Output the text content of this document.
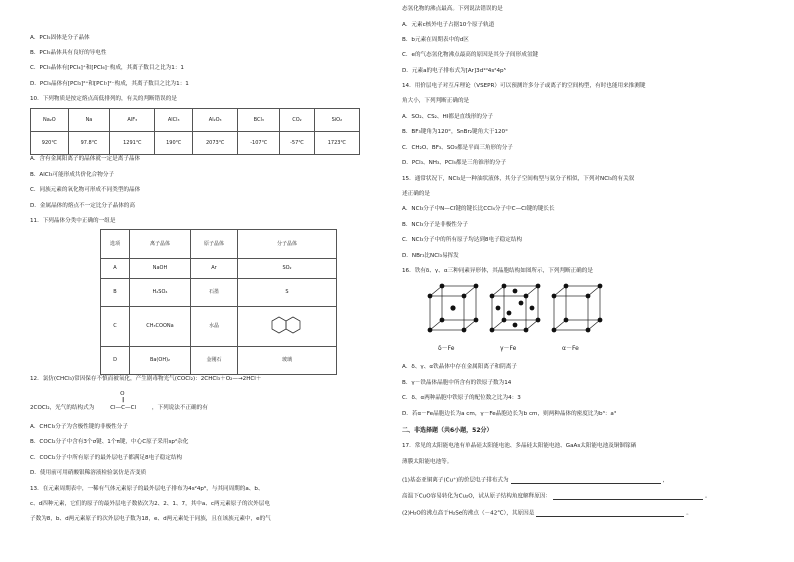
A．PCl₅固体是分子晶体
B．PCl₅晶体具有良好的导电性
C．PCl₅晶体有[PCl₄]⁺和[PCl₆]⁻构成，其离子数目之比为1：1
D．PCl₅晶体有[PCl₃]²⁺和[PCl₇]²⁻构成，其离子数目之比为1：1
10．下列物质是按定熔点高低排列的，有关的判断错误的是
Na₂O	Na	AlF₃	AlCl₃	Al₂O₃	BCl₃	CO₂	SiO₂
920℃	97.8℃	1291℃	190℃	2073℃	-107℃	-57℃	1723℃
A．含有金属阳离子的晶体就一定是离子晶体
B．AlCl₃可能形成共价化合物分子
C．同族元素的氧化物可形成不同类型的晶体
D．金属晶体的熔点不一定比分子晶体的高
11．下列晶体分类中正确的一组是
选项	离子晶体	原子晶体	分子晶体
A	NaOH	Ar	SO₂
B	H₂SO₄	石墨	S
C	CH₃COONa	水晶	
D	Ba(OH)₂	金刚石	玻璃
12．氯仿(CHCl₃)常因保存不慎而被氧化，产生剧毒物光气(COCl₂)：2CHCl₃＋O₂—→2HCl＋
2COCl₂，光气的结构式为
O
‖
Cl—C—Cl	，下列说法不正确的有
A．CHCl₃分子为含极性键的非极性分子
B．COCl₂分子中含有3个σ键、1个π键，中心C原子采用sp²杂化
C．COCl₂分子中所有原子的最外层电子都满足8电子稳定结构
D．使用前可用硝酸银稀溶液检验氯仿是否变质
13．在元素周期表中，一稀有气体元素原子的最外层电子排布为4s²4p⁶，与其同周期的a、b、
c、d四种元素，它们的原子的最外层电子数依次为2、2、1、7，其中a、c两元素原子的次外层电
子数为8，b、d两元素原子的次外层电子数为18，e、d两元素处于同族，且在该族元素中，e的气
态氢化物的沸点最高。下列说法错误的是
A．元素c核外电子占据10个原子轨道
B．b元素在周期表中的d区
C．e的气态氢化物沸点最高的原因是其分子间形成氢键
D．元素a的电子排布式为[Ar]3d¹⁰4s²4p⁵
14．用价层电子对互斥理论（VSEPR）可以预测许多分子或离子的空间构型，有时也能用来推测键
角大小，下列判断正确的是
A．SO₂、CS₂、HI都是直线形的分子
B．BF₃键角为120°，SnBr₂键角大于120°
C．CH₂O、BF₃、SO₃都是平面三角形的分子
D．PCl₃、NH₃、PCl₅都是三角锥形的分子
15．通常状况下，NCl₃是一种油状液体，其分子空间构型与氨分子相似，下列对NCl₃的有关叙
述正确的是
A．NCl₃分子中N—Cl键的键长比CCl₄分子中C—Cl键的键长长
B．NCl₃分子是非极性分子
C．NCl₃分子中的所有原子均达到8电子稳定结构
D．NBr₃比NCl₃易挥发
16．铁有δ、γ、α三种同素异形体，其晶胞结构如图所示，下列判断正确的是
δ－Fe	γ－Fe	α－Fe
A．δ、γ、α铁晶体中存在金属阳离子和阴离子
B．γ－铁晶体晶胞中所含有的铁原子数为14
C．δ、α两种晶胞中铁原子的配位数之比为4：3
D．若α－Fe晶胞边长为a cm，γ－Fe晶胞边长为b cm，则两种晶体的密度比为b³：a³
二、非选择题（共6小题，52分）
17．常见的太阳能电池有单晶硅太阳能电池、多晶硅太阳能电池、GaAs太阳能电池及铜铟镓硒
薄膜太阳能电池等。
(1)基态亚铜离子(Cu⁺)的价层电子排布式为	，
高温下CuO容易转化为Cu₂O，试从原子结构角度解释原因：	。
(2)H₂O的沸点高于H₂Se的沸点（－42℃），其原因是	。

□ □ □

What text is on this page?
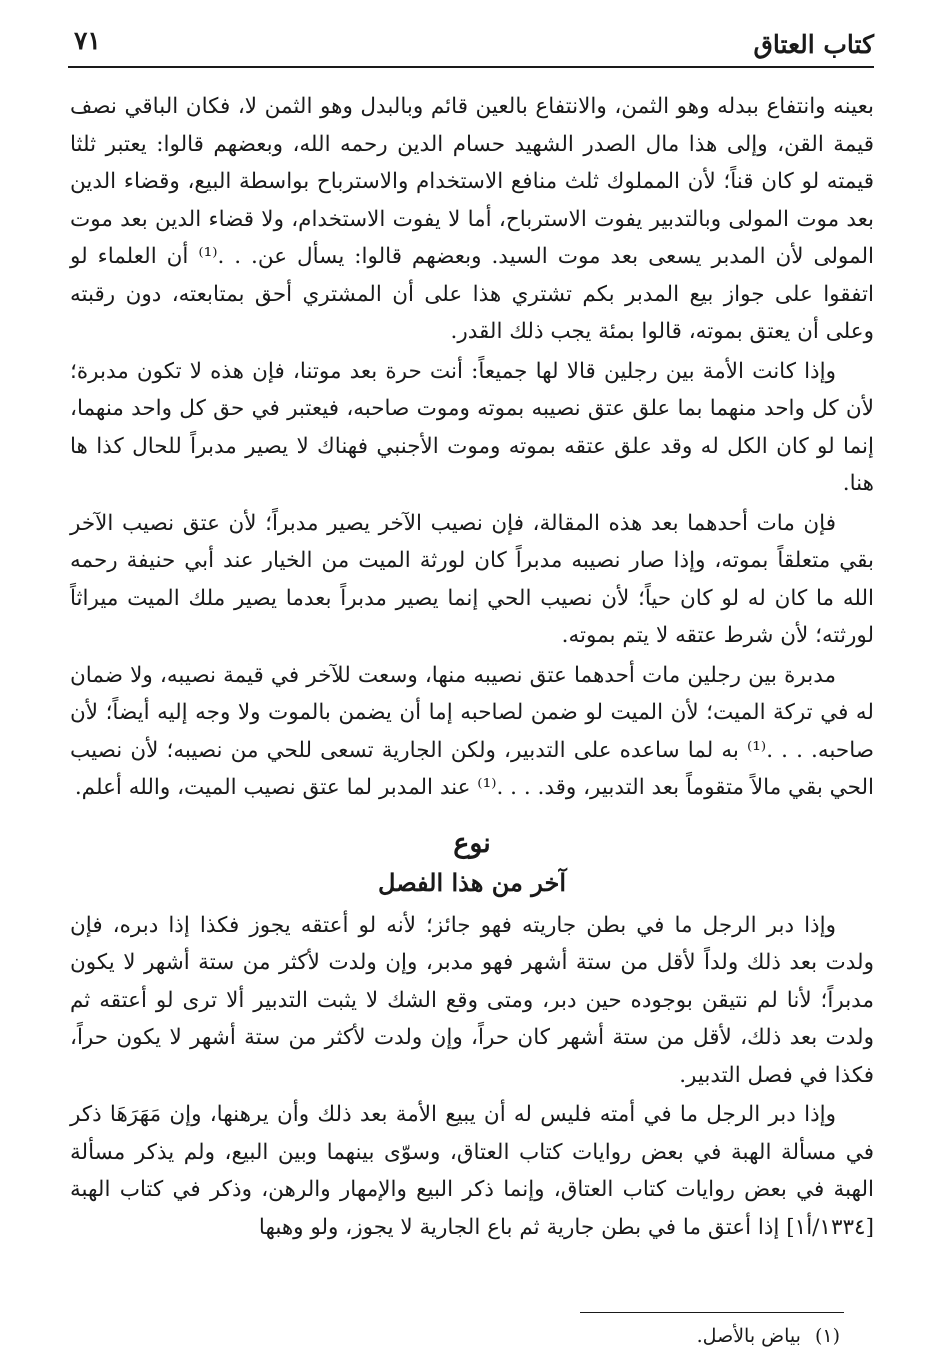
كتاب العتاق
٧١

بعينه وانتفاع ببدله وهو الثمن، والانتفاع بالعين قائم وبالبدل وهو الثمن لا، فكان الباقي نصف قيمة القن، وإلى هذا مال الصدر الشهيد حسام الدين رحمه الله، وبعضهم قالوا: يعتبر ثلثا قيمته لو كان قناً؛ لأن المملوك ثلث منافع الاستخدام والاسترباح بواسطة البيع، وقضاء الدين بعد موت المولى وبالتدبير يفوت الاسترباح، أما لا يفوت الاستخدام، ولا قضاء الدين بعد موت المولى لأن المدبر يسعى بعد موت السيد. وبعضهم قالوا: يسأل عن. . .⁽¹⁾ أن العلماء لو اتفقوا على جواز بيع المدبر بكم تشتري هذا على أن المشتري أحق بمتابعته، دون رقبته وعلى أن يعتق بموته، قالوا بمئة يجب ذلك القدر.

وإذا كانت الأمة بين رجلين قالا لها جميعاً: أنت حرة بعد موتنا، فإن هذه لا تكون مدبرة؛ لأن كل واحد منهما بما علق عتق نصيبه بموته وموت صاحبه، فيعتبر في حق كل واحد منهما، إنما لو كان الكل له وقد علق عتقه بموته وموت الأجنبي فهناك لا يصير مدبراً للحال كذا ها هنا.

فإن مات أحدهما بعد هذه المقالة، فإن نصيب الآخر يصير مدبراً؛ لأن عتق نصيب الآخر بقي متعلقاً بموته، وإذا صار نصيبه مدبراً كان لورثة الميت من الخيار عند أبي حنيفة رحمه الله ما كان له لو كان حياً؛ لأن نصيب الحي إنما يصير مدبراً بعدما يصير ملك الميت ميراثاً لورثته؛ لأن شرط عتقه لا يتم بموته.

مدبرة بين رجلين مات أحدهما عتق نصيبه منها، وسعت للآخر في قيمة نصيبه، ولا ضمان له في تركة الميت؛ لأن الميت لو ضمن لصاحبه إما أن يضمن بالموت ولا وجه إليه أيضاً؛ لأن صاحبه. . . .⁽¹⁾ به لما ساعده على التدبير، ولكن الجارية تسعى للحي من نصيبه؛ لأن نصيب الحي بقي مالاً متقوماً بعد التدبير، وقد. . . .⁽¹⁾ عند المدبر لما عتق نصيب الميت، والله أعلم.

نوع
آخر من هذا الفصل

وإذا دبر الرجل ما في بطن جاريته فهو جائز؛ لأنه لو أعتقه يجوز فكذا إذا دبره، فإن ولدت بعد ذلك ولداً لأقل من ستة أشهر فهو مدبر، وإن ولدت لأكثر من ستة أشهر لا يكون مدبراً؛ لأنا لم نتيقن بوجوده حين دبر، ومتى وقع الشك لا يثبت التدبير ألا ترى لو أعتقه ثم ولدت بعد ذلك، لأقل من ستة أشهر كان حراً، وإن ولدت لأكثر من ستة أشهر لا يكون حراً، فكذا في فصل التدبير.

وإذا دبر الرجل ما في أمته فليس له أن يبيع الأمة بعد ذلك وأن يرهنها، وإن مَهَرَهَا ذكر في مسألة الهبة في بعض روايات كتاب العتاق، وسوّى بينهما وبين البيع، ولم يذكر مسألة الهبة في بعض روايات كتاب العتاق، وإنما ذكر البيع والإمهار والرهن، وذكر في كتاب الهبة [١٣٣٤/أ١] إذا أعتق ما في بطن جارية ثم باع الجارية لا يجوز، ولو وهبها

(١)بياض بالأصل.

□ □ □

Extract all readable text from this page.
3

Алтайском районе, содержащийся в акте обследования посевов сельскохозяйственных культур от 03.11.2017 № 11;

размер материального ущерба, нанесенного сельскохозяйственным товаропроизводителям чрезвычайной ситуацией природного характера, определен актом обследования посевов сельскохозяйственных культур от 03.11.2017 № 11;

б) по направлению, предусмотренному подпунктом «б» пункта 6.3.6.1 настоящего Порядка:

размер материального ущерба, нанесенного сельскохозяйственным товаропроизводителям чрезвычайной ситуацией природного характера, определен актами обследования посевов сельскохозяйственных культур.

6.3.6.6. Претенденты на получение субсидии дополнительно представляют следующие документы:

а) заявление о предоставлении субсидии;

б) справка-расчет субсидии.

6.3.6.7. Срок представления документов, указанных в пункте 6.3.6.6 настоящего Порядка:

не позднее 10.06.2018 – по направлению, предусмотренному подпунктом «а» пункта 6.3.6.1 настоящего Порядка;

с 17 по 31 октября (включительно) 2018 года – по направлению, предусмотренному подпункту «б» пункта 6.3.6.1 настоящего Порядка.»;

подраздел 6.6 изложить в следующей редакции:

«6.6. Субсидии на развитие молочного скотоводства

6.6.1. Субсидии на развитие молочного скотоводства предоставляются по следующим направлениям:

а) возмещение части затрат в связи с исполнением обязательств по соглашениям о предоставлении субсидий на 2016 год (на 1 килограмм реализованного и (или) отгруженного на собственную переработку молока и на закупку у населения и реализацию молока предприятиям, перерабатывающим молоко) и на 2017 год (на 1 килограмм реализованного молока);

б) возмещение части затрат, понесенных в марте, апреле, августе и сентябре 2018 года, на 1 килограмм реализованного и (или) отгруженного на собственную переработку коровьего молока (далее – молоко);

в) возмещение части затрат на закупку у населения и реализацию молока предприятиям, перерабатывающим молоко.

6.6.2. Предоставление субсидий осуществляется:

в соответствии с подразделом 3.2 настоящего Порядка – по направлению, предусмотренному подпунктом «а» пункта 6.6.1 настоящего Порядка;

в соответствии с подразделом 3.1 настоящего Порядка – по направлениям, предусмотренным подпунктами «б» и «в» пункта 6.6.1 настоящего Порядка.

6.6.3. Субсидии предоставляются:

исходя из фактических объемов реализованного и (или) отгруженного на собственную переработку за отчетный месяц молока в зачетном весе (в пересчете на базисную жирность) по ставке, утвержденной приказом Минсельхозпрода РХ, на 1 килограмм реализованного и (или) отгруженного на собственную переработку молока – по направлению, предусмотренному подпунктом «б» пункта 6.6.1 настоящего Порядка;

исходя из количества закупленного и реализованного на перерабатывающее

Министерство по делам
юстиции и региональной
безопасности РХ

□ □ □

■ **TASK TO CARRY OUT**
Your task is to gather every line with the word "молочного" and copy it.

■ **RESPONSE FOR THIS EXERCISE**
«6.6. Субсидии на развитие молочного скотоводства
6.6.1. Субсидии на развитие молочного скотоводства предоставляются по следующим направлениям:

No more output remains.